Repeat the whole listing exactly.

Data to use:
*****
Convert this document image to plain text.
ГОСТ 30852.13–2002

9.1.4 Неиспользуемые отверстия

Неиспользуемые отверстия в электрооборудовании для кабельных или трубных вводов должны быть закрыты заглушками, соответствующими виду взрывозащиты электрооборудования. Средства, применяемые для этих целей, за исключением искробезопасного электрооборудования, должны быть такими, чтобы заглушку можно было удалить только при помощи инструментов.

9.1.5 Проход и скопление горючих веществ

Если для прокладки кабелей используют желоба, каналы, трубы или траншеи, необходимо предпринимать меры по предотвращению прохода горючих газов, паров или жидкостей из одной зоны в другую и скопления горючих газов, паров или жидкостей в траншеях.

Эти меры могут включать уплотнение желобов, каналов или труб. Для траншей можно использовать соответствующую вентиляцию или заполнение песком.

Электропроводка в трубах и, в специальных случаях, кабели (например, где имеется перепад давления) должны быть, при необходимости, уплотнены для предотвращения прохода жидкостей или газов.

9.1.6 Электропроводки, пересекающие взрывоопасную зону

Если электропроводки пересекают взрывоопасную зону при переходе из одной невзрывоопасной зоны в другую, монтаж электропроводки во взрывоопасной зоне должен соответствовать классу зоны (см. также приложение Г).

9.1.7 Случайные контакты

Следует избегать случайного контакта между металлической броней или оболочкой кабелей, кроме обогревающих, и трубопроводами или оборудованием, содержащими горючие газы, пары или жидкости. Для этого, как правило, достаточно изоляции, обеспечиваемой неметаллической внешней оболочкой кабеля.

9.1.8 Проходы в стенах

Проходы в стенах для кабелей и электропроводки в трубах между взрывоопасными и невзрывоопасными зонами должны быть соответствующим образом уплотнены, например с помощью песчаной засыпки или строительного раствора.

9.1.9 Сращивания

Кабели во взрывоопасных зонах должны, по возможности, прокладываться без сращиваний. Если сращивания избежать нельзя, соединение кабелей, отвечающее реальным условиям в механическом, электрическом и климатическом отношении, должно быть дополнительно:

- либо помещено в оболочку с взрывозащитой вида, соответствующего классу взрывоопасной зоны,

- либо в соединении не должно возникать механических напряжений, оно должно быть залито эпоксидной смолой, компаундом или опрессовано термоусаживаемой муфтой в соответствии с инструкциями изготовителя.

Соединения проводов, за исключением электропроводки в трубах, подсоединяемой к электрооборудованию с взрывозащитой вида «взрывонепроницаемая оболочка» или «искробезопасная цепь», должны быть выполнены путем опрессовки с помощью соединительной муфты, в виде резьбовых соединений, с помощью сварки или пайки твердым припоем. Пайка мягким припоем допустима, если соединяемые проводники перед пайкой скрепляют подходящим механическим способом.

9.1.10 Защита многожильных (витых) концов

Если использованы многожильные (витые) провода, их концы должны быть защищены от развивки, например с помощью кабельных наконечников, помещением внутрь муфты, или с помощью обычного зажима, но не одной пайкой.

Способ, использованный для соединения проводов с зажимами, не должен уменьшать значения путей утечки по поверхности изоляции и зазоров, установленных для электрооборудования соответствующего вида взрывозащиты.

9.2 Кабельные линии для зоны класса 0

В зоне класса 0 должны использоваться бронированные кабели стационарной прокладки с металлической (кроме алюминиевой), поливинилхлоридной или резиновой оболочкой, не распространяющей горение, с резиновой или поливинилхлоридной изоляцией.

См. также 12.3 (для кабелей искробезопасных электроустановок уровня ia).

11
*****
Full output:
Convert this document image to plain text.
ГОСТ 30852.13–2002

9.1.4 Неиспользуемые отверстия

Неиспользуемые отверстия в электрооборудовании для кабельных или трубных вводов должны быть закрыты заглушками, соответствующими виду взрывозащиты электрооборудования. Средства, применяемые для этих целей, за исключением искробезопасного электрооборудования, должны быть такими, чтобы заглушку можно было удалить только при помощи инструментов.

9.1.5 Проход и скопление горючих веществ

Если для прокладки кабелей используют желоба, каналы, трубы или траншеи, необходимо предпринимать меры по предотвращению прохода горючих газов, паров или жидкостей из одной зоны в другую и скопления горючих газов, паров или жидкостей в траншеях.

Эти меры могут включать уплотнение желобов, каналов или труб. Для траншей можно использовать соответствующую вентиляцию или заполнение песком.

Электропроводка в трубах и, в специальных случаях, кабели (например, где имеется перепад давления) должны быть, при необходимости, уплотнены для предотвращения прохода жидкостей или газов.

9.1.6 Электропроводки, пересекающие взрывоопасную зону

Если электропроводки пересекают взрывоопасную зону при переходе из одной невзрывоопасной зоны в другую, монтаж электропроводки во взрывоопасной зоне должен соответствовать классу зоны (см. также приложение Г).

9.1.7 Случайные контакты

Следует избегать случайного контакта между металлической броней или оболочкой кабелей, кроме обогревающих, и трубопроводами или оборудованием, содержащими горючие газы, пары или жидкости. Для этого, как правило, достаточно изоляции, обеспечиваемой неметаллической внешней оболочкой кабеля.

9.1.8 Проходы в стенах

Проходы в стенах для кабелей и электропроводки в трубах между взрывоопасными и невзрывоопасными зонами должны быть соответствующим образом уплотнены, например с помощью песчаной засыпки или строительного раствора.

9.1.9 Сращивания

Кабели во взрывоопасных зонах должны, по возможности, прокладываться без сращиваний. Если сращивания избежать нельзя, соединение кабелей, отвечающее реальным условиям в механическом, электрическом и климатическом отношении, должно быть дополнительно:

- либо помещено в оболочку с взрывозащитой вида, соответствующего классу взрывоопасной зоны,

- либо в соединении не должно возникать механических напряжений, оно должно быть залито эпоксидной смолой, компаундом или опрессовано термоусаживаемой муфтой в соответствии с инструкциями изготовителя.

Соединения проводов, за исключением электропроводки в трубах, подсоединяемой к электрооборудованию с взрывозащитой вида «взрывонепроницаемая оболочка» или «искробезопасная цепь», должны быть выполнены путем опрессовки с помощью соединительной муфты, в виде резьбовых соединений, с помощью сварки или пайки твердым припоем. Пайка мягким припоем допустима, если соединяемые проводники перед пайкой скрепляют подходящим механическим способом.

9.1.10 Защита многожильных (витых) концов

Если использованы многожильные (витые) провода, их концы должны быть защищены от развивки, например с помощью кабельных наконечников, помещением внутрь муфты, или с помощью обычного зажима, но не одной пайкой.

Способ, использованный для соединения проводов с зажимами, не должен уменьшать значения путей утечки по поверхности изоляции и зазоров, установленных для электрооборудования соответствующего вида взрывозащиты.

9.2 Кабельные линии для зоны класса 0

В зоне класса 0 должны использоваться бронированные кабели стационарной прокладки с металлической (кроме алюминиевой), поливинилхлоридной или резиновой оболочкой, не распространяющей горение, с резиновой или поливинилхлоридной изоляцией.

См. также 12.3 (для кабелей искробезопасных электроустановок уровня ia).

11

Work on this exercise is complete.